> [Short task] Copy every line, leaving nothing out and adding nothing.

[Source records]
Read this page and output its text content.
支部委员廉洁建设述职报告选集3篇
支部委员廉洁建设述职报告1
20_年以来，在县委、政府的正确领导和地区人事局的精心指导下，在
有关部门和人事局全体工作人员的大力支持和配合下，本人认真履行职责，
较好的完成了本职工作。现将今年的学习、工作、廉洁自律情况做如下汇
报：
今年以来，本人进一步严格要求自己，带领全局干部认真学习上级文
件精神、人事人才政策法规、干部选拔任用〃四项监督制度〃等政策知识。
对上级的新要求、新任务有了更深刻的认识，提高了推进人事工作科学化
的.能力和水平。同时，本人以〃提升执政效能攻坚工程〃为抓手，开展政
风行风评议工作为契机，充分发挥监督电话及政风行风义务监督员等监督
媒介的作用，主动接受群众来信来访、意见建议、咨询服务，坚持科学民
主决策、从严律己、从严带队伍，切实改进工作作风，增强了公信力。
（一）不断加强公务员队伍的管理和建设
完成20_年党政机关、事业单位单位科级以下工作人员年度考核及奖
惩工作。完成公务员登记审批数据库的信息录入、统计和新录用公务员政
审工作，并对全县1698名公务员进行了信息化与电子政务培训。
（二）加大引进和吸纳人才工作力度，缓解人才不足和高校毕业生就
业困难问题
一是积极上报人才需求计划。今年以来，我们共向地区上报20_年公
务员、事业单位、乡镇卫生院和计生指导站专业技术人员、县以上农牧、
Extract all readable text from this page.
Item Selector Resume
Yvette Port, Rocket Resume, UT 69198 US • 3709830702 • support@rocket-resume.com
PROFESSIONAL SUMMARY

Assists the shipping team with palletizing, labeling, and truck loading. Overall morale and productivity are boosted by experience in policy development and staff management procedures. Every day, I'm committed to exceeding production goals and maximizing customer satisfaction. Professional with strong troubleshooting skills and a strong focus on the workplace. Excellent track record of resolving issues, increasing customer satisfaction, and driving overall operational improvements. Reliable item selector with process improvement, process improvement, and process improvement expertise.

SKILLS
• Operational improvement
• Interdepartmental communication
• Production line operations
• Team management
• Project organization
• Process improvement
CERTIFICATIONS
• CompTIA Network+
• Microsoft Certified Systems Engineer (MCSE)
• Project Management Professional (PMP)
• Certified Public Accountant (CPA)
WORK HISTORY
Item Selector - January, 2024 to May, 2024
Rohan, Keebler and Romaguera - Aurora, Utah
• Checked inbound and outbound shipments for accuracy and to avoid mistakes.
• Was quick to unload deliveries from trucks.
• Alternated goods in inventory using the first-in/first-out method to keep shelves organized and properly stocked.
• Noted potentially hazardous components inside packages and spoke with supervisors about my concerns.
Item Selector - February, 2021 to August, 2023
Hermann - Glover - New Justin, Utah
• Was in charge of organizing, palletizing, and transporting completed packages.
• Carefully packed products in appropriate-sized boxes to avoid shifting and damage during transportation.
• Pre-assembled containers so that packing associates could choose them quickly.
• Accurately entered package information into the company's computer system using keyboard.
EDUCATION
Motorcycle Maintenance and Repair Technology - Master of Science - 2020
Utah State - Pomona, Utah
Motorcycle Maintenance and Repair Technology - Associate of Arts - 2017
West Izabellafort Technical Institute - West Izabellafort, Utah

> [Result for this task]
Read this page and output its text content.
支部委员廉洁建设述职报告选集3篇
支部委员廉洁建设述职报告1
20_年以来，在县委、政府的正确领导和地区人事局的精心指导下，在
有关部门和人事局全体工作人员的大力支持和配合下，本人认真履行职责，
较好的完成了本职工作。现将今年的学习、工作、廉洁自律情况做如下汇
报：
今年以来，本人进一步严格要求自己，带领全局干部认真学习上级文
件精神、人事人才政策法规、干部选拔任用〃四项监督制度〃等政策知识。
对上级的新要求、新任务有了更深刻的认识，提高了推进人事工作科学化
的.能力和水平。同时，本人以〃提升执政效能攻坚工程〃为抓手，开展政
风行风评议工作为契机，充分发挥监督电话及政风行风义务监督员等监督
媒介的作用，主动接受群众来信来访、意见建议、咨询服务，坚持科学民
主决策、从严律己、从严带队伍，切实改进工作作风，增强了公信力。
（一）不断加强公务员队伍的管理和建设
完成20_年党政机关、事业单位单位科级以下工作人员年度考核及奖
惩工作。完成公务员登记审批数据库的信息录入、统计和新录用公务员政
审工作，并对全县1698名公务员进行了信息化与电子政务培训。
（二）加大引进和吸纳人才工作力度，缓解人才不足和高校毕业生就
业困难问题
一是积极上报人才需求计划。今年以来，我们共向地区上报20_年公
务员、事业单位、乡镇卫生院和计生指导站专业技术人员、县以上农牧、
Extract all readable text from this page.
Item Selector Resume
Yvette Port, Rocket Resume, UT 69198 US • 3709830702 • support@rocket-resume.com
PROFESSIONAL SUMMARY

Assists the shipping team with palletizing, labeling, and truck loading. Overall morale and productivity are boosted by experience in policy development and staff management procedures. Every day, I'm committed to exceeding production goals and maximizing customer satisfaction. Professional with strong troubleshooting skills and a strong focus on the workplace. Excellent track record of resolving issues, increasing customer satisfaction, and driving overall operational improvements. Reliable item selector with process improvement, process improvement, and process improvement expertise.

SKILLS
• Operational improvement
• Interdepartmental communication
• Production line operations
• Team management
• Project organization
• Process improvement
CERTIFICATIONS
• CompTIA Network+
• Microsoft Certified Systems Engineer (MCSE)
• Project Management Professional (PMP)
• Certified Public Accountant (CPA)
WORK HISTORY
Item Selector - January, 2024 to May, 2024
Rohan, Keebler and Romaguera - Aurora, Utah
• Checked inbound and outbound shipments for accuracy and to avoid mistakes.
• Was quick to unload deliveries from trucks.
• Alternated goods in inventory using the first-in/first-out method to keep shelves organized and properly stocked.
• Noted potentially hazardous components inside packages and spoke with supervisors about my concerns.
Item Selector - February, 2021 to August, 2023
Hermann - Glover - New Justin, Utah
• Was in charge of organizing, palletizing, and transporting completed packages.
• Carefully packed products in appropriate-sized boxes to avoid shifting and damage during transportation.
• Pre-assembled containers so that packing associates could choose them quickly.
• Accurately entered package information into the company's computer system using keyboard.
EDUCATION
Motorcycle Maintenance and Repair Technology - Master of Science - 2020
Utah State - Pomona, Utah
Motorcycle Maintenance and Repair Technology - Associate of Arts - 2017
West Izabellafort Technical Institute - West Izabellafort, Utah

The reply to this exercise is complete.